Given request —
Reproduce the material exactly, omitting nothing.

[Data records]
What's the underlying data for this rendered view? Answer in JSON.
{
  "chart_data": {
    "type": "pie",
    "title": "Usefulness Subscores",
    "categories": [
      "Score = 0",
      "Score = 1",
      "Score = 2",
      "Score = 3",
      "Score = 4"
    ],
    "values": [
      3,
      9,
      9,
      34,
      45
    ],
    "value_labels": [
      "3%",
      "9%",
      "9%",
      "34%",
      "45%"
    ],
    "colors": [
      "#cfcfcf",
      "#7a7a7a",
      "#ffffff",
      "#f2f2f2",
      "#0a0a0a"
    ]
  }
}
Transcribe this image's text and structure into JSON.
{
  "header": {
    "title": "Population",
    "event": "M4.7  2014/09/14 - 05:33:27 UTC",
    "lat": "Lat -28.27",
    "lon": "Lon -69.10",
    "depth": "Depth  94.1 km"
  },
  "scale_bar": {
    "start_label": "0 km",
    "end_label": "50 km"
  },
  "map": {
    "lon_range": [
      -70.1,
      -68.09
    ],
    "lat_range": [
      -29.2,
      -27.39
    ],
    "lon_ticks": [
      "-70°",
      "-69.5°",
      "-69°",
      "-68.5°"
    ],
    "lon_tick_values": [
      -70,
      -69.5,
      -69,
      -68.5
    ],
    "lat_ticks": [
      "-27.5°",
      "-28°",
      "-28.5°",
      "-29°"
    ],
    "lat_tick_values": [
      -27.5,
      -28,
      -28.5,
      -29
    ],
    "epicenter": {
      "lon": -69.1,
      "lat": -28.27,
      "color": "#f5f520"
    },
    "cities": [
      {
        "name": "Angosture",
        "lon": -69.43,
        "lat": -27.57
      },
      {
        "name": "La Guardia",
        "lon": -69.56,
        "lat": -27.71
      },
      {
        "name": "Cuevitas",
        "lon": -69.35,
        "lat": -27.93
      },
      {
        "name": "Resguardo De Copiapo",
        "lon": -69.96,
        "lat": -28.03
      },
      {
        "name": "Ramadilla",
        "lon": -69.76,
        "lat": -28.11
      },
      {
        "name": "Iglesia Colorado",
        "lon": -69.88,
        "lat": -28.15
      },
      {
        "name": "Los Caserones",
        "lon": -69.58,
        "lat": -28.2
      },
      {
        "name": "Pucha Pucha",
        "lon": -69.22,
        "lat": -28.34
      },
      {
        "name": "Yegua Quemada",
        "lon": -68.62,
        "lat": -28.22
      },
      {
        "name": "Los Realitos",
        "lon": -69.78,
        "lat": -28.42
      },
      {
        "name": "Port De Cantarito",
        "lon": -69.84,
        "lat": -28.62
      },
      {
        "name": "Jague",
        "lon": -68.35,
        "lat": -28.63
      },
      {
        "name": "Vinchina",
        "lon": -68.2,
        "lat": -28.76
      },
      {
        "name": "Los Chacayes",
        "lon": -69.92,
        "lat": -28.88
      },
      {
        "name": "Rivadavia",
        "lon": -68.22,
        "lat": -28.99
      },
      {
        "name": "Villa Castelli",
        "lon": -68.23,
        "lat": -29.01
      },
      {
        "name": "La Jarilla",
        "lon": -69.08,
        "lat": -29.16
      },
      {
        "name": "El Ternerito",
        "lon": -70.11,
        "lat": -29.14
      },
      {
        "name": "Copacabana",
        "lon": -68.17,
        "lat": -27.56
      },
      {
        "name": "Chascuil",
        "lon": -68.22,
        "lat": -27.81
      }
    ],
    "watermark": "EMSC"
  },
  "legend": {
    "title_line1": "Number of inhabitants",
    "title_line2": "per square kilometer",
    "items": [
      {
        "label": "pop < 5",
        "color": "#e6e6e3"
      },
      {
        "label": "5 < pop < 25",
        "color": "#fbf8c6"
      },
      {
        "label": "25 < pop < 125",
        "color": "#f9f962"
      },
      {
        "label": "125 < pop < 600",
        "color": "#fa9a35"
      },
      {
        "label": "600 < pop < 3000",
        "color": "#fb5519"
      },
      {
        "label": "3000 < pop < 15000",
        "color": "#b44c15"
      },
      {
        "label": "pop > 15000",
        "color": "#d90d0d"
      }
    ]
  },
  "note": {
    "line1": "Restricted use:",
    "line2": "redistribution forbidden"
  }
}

Exercise answer —
What's the underlying data for this rendered view? Answer in JSON.
{
  "chart_data": {
    "type": "pie",
    "title": "Usefulness Subscores",
    "categories": [
      "Score = 0",
      "Score = 1",
      "Score = 2",
      "Score = 3",
      "Score = 4"
    ],
    "values": [
      3,
      9,
      9,
      34,
      45
    ],
    "value_labels": [
      "3%",
      "9%",
      "9%",
      "34%",
      "45%"
    ],
    "colors": [
      "#cfcfcf",
      "#7a7a7a",
      "#ffffff",
      "#f2f2f2",
      "#0a0a0a"
    ]
  }
}
Transcribe this image's text and structure into JSON.
{
  "header": {
    "title": "Population",
    "event": "M4.7  2014/09/14 - 05:33:27 UTC",
    "lat": "Lat -28.27",
    "lon": "Lon -69.10",
    "depth": "Depth  94.1 km"
  },
  "scale_bar": {
    "start_label": "0 km",
    "end_label": "50 km"
  },
  "map": {
    "lon_range": [
      -70.1,
      -68.09
    ],
    "lat_range": [
      -29.2,
      -27.39
    ],
    "lon_ticks": [
      "-70°",
      "-69.5°",
      "-69°",
      "-68.5°"
    ],
    "lon_tick_values": [
      -70,
      -69.5,
      -69,
      -68.5
    ],
    "lat_ticks": [
      "-27.5°",
      "-28°",
      "-28.5°",
      "-29°"
    ],
    "lat_tick_values": [
      -27.5,
      -28,
      -28.5,
      -29
    ],
    "epicenter": {
      "lon": -69.1,
      "lat": -28.27,
      "color": "#f5f520"
    },
    "cities": [
      {
        "name": "Angosture",
        "lon": -69.43,
        "lat": -27.57
      },
      {
        "name": "La Guardia",
        "lon": -69.56,
        "lat": -27.71
      },
      {
        "name": "Cuevitas",
        "lon": -69.35,
        "lat": -27.93
      },
      {
        "name": "Resguardo De Copiapo",
        "lon": -69.96,
        "lat": -28.03
      },
      {
        "name": "Ramadilla",
        "lon": -69.76,
        "lat": -28.11
      },
      {
        "name": "Iglesia Colorado",
        "lon": -69.88,
        "lat": -28.15
      },
      {
        "name": "Los Caserones",
        "lon": -69.58,
        "lat": -28.2
      },
      {
        "name": "Pucha Pucha",
        "lon": -69.22,
        "lat": -28.34
      },
      {
        "name": "Yegua Quemada",
        "lon": -68.62,
        "lat": -28.22
      },
      {
        "name": "Los Realitos",
        "lon": -69.78,
        "lat": -28.42
      },
      {
        "name": "Port De Cantarito",
        "lon": -69.84,
        "lat": -28.62
      },
      {
        "name": "Jague",
        "lon": -68.35,
        "lat": -28.63
      },
      {
        "name": "Vinchina",
        "lon": -68.2,
        "lat": -28.76
      },
      {
        "name": "Los Chacayes",
        "lon": -69.92,
        "lat": -28.88
      },
      {
        "name": "Rivadavia",
        "lon": -68.22,
        "lat": -28.99
      },
      {
        "name": "Villa Castelli",
        "lon": -68.23,
        "lat": -29.01
      },
      {
        "name": "La Jarilla",
        "lon": -69.08,
        "lat": -29.16
      },
      {
        "name": "El Ternerito",
        "lon": -70.11,
        "lat": -29.14
      },
      {
        "name": "Copacabana",
        "lon": -68.17,
        "lat": -27.56
      },
      {
        "name": "Chascuil",
        "lon": -68.22,
        "lat": -27.81
      }
    ],
    "watermark": "EMSC"
  },
  "legend": {
    "title_line1": "Number of inhabitants",
    "title_line2": "per square kilometer",
    "items": [
      {
        "label": "pop < 5",
        "color": "#e6e6e3"
      },
      {
        "label": "5 < pop < 25",
        "color": "#fbf8c6"
      },
      {
        "label": "25 < pop < 125",
        "color": "#f9f962"
      },
      {
        "label": "125 < pop < 600",
        "color": "#fa9a35"
      },
      {
        "label": "600 < pop < 3000",
        "color": "#fb5519"
      },
      {
        "label": "3000 < pop < 15000",
        "color": "#b44c15"
      },
      {
        "label": "pop > 15000",
        "color": "#d90d0d"
      }
    ]
  },
  "note": {
    "line1": "Restricted use:",
    "line2": "redistribution forbidden"
  }
}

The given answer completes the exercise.